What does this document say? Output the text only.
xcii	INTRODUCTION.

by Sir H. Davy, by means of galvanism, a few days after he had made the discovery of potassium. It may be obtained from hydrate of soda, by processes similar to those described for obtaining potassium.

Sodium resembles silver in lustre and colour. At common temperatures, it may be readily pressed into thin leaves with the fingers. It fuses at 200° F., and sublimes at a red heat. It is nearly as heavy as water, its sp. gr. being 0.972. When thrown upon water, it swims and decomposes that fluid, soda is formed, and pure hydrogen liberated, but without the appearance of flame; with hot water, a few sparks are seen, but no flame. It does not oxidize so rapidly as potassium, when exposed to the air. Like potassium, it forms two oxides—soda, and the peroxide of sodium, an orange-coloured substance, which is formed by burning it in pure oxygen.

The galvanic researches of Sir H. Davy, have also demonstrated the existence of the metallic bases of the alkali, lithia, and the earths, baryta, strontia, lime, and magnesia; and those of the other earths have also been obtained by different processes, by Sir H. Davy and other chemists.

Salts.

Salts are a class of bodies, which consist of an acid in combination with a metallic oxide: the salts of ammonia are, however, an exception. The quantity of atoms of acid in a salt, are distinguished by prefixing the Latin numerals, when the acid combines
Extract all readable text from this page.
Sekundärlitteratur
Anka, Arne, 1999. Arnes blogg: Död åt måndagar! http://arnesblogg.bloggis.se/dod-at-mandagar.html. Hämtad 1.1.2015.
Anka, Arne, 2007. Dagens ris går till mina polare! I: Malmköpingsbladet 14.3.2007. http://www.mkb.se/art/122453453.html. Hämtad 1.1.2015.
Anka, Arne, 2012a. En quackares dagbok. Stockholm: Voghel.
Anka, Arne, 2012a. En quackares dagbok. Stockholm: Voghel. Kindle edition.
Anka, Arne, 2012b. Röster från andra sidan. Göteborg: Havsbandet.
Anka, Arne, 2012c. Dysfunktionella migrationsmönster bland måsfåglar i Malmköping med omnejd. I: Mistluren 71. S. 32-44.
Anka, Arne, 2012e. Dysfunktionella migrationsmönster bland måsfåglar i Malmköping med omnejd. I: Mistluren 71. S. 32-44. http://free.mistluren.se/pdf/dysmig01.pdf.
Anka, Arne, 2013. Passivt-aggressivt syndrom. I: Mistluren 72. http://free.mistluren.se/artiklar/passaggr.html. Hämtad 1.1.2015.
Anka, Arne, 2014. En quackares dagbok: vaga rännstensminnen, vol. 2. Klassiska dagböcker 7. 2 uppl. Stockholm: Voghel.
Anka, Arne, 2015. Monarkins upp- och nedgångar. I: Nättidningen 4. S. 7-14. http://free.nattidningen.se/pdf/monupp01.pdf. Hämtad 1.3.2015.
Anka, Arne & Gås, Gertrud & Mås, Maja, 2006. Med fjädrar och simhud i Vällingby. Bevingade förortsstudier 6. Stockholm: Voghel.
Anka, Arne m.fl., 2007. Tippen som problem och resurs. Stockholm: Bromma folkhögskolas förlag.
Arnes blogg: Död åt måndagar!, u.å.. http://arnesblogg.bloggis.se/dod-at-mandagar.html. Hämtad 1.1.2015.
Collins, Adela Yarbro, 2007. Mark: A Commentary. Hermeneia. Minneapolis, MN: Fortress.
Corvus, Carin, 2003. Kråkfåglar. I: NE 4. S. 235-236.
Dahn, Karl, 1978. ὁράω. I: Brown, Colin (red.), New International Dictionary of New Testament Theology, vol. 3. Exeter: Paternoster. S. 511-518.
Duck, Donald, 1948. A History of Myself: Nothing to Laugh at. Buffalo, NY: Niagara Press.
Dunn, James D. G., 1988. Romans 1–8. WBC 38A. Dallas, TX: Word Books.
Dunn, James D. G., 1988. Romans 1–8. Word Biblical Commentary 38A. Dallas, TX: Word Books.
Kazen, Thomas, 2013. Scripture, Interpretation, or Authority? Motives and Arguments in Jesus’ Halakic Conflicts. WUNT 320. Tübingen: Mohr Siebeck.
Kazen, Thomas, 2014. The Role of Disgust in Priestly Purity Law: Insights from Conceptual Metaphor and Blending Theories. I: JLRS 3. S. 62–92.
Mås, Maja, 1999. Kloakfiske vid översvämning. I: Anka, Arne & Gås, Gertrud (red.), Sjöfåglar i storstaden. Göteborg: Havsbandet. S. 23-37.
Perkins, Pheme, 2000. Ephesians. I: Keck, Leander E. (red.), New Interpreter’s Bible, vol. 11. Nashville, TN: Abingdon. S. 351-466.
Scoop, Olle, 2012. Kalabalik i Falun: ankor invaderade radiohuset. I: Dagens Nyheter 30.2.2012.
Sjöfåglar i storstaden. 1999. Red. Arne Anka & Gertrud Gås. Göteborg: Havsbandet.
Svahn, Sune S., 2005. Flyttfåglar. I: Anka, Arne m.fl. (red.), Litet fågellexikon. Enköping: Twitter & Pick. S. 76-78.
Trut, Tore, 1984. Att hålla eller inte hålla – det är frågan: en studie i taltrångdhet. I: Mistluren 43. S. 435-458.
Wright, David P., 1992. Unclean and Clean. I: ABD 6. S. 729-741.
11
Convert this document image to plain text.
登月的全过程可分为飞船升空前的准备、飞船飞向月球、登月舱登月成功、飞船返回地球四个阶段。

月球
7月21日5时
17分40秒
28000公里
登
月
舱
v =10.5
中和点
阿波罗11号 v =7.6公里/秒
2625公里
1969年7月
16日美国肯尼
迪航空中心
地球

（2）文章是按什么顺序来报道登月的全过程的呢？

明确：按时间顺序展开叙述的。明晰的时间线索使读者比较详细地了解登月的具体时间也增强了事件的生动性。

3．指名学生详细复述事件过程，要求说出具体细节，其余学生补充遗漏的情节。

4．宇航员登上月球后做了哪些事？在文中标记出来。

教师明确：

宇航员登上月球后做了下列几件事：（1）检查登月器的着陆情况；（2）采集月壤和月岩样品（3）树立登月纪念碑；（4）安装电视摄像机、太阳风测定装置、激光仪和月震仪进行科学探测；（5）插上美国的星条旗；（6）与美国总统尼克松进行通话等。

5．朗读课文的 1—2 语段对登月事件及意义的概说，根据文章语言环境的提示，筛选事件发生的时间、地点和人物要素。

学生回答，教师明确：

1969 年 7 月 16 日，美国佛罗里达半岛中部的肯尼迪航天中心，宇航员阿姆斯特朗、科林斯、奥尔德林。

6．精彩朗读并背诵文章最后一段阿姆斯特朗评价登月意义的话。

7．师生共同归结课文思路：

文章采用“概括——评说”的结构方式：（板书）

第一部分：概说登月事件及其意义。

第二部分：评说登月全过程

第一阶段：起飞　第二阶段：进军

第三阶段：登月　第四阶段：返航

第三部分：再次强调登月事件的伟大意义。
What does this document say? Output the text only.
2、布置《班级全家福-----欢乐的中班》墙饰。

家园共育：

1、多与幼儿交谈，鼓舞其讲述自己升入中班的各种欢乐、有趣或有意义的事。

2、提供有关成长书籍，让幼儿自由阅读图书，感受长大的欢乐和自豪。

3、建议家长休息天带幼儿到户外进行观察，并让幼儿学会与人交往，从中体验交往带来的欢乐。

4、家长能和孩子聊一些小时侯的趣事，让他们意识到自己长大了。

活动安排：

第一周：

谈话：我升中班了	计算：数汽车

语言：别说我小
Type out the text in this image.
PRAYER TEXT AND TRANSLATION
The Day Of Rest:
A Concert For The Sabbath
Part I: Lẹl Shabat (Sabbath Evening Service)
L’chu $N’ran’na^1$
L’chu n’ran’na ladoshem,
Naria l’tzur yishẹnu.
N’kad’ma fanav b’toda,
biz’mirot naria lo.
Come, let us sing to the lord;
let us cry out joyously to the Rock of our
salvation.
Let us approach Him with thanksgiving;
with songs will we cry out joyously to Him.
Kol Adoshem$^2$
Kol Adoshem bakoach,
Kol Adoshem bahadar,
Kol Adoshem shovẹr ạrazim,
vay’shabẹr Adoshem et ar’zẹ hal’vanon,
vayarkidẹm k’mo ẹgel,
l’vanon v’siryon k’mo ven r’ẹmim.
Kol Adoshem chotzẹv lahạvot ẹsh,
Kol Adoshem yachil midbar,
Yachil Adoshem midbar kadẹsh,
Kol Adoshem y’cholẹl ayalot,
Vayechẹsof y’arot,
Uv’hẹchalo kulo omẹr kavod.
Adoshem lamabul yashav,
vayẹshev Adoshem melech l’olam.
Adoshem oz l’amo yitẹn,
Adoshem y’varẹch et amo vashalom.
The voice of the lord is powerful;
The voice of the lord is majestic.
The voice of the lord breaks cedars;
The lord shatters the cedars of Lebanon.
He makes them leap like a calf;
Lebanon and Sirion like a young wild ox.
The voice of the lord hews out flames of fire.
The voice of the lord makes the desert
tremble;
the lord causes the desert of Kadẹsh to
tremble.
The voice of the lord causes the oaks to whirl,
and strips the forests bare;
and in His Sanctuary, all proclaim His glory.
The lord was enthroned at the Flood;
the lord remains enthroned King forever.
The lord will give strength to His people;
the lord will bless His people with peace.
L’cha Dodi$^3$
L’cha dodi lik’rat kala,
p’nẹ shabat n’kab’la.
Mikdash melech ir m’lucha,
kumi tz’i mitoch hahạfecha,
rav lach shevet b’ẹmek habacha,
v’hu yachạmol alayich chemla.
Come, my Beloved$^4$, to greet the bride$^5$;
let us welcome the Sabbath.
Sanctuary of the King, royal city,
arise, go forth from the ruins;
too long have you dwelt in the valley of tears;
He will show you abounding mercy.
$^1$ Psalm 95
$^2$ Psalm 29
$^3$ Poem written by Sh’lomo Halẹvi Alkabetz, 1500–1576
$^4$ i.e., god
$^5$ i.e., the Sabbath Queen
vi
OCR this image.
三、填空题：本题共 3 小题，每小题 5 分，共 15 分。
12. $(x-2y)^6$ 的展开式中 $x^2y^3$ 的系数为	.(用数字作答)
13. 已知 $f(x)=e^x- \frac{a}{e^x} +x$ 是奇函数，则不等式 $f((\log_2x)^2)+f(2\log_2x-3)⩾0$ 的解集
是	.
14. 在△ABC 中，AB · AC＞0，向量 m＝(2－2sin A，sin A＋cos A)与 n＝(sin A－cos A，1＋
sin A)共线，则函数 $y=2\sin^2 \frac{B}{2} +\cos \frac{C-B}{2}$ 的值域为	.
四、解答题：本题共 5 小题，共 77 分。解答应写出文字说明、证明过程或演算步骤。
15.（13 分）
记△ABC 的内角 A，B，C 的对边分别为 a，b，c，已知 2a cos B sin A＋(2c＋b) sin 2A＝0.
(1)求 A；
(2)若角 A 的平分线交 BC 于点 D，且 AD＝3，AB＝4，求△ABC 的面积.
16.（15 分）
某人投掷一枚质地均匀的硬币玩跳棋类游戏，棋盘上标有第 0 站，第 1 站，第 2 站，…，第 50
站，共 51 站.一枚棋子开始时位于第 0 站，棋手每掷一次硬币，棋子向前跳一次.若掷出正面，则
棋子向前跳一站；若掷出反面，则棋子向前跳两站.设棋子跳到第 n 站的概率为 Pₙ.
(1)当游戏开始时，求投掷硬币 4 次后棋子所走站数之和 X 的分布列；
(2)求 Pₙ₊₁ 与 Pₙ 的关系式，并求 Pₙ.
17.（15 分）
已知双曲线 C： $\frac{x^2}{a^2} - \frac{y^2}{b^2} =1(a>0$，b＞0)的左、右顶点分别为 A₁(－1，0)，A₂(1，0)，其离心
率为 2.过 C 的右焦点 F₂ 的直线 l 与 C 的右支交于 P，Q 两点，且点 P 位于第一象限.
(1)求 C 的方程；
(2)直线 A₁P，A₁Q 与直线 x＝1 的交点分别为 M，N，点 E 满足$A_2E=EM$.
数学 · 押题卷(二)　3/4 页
=======
*Goal*: Of the lines in the data above, how many contain the word "enthroned"? Give only that figure.

*Exercise solution*: 2